>> START STORED DATA
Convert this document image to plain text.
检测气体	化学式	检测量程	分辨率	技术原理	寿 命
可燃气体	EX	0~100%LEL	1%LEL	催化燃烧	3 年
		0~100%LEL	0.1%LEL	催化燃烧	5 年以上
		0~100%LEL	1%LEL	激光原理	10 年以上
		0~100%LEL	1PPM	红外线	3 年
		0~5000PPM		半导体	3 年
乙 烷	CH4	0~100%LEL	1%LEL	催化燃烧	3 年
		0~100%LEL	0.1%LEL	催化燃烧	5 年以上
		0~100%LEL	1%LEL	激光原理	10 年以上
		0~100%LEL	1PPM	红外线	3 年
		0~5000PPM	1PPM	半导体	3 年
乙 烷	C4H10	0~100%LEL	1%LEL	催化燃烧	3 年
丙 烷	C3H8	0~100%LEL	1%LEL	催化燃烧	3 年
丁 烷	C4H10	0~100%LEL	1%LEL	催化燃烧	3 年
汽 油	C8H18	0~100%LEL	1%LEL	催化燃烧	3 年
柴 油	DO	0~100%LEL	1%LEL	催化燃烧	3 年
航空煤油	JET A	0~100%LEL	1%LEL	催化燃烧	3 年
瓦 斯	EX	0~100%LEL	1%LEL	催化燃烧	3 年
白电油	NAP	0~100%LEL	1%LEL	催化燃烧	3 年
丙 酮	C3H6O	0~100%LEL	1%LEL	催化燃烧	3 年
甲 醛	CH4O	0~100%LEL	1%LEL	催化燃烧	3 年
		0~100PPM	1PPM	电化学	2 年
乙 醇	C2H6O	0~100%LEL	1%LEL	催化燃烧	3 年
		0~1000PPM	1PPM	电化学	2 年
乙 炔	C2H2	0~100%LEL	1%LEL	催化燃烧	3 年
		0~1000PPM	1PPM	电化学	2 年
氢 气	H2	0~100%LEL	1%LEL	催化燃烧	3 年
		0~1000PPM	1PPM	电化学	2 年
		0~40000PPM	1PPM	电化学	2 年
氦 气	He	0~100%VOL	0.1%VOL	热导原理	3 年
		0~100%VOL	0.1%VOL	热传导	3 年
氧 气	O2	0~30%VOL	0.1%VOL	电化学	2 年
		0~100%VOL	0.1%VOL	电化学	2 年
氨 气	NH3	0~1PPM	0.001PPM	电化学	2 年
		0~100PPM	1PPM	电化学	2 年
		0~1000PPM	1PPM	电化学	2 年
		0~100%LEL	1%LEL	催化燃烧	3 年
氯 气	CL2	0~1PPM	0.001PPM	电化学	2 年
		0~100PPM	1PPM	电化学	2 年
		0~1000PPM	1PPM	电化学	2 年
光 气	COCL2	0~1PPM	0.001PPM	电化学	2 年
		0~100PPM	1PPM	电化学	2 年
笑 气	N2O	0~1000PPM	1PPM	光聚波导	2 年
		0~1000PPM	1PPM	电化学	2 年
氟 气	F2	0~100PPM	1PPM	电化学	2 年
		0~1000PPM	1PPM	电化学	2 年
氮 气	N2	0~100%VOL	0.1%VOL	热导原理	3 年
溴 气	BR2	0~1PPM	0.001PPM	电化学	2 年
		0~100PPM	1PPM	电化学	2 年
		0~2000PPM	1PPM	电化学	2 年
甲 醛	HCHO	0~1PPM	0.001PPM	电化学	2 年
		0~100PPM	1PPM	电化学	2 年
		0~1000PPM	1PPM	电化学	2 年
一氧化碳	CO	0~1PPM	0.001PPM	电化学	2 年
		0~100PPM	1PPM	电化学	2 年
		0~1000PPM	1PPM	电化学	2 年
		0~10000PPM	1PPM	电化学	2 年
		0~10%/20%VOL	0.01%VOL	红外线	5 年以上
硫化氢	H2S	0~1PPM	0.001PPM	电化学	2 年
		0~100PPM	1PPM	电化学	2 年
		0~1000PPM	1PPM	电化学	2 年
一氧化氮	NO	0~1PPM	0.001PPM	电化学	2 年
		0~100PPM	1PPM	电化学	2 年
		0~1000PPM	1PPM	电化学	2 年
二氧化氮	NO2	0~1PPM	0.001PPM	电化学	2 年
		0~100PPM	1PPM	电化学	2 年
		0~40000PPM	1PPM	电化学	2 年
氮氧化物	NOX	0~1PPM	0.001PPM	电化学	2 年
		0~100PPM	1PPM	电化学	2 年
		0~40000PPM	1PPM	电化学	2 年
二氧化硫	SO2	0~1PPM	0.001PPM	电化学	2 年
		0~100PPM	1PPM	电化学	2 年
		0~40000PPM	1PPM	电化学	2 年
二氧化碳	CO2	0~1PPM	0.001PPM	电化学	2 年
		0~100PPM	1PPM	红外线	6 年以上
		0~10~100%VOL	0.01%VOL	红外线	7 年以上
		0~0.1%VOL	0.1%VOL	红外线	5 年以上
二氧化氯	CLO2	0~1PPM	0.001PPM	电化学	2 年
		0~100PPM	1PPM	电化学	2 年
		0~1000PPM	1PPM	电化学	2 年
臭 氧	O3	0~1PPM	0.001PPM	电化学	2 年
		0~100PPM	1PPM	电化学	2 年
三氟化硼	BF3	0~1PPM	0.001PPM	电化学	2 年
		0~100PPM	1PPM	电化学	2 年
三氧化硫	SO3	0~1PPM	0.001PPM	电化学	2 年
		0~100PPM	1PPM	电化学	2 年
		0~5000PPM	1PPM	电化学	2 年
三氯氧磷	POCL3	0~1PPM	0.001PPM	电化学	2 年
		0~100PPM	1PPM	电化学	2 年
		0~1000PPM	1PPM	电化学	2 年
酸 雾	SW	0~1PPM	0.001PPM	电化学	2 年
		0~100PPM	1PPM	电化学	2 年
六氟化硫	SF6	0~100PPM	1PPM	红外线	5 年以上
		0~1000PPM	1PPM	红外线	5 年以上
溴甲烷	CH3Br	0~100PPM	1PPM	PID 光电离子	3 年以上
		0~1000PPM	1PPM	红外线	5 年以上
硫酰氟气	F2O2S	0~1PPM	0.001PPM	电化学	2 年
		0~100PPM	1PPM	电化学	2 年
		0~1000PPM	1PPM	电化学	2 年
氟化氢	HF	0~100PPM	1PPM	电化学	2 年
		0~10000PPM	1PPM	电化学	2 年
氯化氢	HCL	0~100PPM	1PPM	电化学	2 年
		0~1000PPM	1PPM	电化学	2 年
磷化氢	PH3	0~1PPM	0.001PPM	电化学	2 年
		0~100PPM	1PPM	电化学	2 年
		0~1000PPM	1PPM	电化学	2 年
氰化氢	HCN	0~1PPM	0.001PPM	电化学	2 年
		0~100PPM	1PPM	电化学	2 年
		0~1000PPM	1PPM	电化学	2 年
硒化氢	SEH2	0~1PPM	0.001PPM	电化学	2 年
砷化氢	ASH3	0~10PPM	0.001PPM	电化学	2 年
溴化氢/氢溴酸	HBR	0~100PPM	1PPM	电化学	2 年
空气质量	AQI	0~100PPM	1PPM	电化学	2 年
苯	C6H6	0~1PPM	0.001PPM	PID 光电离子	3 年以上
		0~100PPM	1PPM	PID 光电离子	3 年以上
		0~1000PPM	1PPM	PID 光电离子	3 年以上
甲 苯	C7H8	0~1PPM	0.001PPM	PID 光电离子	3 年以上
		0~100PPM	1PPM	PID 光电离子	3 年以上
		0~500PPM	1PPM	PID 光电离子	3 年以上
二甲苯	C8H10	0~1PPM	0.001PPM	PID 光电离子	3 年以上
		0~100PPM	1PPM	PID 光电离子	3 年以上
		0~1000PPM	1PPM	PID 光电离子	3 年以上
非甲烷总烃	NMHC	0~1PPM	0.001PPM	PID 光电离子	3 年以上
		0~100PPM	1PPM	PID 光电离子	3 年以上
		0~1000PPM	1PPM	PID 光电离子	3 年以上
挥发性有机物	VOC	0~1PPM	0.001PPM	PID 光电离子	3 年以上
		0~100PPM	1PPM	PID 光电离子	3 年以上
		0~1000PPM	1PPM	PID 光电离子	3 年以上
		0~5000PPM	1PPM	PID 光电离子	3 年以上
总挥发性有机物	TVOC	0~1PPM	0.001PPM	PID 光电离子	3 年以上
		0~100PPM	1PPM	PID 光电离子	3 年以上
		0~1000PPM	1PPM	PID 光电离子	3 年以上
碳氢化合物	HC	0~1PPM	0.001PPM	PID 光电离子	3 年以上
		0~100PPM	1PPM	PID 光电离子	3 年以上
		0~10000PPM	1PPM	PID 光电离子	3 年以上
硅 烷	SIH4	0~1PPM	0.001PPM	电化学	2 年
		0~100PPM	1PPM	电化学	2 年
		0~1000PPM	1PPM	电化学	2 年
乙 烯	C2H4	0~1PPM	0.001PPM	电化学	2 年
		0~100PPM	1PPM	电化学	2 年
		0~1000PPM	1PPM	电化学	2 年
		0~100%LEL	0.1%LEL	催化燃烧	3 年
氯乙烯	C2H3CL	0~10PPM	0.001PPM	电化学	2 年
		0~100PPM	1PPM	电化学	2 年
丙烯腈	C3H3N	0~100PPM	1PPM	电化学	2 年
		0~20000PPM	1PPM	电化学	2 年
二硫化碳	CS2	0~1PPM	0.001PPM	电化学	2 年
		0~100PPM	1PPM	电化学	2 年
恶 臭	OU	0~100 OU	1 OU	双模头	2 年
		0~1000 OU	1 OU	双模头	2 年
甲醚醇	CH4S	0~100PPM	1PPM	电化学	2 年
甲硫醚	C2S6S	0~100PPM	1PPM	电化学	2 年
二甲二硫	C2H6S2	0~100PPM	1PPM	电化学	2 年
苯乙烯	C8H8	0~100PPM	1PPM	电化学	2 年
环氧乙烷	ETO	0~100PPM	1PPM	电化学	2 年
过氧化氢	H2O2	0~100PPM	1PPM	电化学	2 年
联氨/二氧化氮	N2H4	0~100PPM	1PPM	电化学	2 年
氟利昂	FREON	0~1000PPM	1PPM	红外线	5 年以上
>> END STORED DATA
* _TASK GOAL_
Of the lines above, how many contain the string "二氧化氮"? Only the number is required.

* _PROBLEM SOLUTION_
2